The proposed method distinguishes itself by introducing a novel and scalable approach that performs well under diverse real-world conditions and addresses the challenges of poor lighting environments. The methodology leverages RGB stretching, CLAHE, and colormaps to optimize feature matching and improve the overall reconstruction accuracy. This innovative approach is especially valuable in low-light environments, where traditional methods often fail to deliver high-quality results, making it a critical advancement for scenarios such as underwater reconstructions.

3. Enhanced 3D Reconstruction Through Intelligent Colormap Selection

3.1. Image Enhancement

The first step involved enhancing the image colors. After evaluating four different enhancement methods and their combinations, it was found that the fusion of RGB stretching [17] together with CLAHE [18] significantly improved feature matching and surpassed the others. RGB stretching was applied by expanding the histograms of the red, green, and blue channels, thereby increasing image contrast and distributing pixel intensity levels. This technique is particularly beneficial for underwater scenarios, where sunlight penetration differs greatly from terrestrial environments. For instance, red light is absorbed within the first 5 m, orange at 10 m, yellow at 20 m, green at 30 m, and blue at 60 m. By applying RGB stretching, these color absorption challenges are addressed, ensuring better image clarity and color representation. The formula used for RGB stretching is presented below:

$$P_{out}=\left(P_{in }-L_{min}\right)\left({\displaystyle \frac{V_{max}-V_{min}}{L_{max}-L_{min}}}\right)+V_{min}$$

(1)

**What you are asked to do:**
Answer these from the text on 3D reconstruction in low light:
(a) How many enhancement methods were evaluated before one combination was chosen?
(b) Which two techniques were fused for image enhancement?
(c) At what depth is blue light absorbed underwater?

**Data section:**
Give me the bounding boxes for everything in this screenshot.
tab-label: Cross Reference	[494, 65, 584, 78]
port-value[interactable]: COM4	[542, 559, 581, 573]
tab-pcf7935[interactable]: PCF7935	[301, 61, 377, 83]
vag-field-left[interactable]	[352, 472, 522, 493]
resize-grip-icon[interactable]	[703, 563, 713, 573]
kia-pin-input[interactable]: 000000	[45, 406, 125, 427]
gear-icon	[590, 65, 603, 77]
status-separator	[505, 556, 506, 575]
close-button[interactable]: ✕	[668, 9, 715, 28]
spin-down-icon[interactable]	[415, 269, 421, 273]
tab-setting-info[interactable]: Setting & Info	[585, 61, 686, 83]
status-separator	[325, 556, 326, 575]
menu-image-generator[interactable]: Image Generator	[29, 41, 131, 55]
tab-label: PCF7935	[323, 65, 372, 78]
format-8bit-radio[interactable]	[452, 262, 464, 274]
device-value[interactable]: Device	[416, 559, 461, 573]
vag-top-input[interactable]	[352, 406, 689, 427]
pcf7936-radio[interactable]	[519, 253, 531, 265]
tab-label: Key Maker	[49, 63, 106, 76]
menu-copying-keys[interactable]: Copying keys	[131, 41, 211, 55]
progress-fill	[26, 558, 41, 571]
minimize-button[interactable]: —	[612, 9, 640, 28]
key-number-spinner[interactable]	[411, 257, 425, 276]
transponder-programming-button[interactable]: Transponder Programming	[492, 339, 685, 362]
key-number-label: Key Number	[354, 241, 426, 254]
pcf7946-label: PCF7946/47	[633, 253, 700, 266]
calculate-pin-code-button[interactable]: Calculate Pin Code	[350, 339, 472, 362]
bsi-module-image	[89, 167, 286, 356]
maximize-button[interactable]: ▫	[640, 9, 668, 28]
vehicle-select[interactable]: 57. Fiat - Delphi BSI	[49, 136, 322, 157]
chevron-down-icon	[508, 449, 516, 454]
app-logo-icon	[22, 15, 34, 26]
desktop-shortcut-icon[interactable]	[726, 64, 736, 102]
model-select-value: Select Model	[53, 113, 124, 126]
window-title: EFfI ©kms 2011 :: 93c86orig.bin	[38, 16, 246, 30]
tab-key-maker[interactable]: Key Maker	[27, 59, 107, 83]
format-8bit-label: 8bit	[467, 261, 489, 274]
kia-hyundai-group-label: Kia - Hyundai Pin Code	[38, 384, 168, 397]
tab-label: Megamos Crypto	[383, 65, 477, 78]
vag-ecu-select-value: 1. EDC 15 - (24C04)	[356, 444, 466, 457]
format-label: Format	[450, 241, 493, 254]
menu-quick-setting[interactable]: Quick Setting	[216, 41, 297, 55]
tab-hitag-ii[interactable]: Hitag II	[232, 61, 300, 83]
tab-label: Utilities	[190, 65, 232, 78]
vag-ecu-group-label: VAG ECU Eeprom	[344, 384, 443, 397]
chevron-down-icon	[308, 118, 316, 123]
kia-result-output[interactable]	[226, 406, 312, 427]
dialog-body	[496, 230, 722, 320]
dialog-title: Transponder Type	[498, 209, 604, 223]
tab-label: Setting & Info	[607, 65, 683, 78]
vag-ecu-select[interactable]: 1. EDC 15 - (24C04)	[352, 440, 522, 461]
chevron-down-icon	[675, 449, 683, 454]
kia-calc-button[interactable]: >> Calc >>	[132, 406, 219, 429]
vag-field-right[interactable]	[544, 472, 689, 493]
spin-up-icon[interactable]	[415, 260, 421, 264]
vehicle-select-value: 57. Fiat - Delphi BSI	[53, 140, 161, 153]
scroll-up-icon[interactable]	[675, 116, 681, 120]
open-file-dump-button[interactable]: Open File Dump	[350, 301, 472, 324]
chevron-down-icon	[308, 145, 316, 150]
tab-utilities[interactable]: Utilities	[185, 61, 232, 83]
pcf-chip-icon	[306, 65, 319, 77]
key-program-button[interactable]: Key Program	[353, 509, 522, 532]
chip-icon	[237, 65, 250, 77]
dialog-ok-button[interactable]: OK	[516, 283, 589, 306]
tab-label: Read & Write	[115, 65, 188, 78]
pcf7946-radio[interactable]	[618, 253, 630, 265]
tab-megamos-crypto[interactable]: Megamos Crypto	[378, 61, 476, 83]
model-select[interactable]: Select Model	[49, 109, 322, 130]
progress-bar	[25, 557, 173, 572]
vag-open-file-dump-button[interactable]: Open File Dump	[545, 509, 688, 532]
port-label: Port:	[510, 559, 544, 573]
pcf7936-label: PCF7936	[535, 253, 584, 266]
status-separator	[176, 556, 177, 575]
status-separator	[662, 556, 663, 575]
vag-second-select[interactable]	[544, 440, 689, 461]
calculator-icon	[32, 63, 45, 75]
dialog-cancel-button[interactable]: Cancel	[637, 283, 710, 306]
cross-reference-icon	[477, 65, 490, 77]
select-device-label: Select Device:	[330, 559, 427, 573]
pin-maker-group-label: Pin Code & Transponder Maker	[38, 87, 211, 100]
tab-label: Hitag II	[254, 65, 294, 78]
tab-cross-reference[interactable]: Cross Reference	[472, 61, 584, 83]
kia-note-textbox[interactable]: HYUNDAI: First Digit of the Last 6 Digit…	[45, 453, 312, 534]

**Task output:**
(a) Four
(b) RGB stretching and CLAHE
(c) 60 m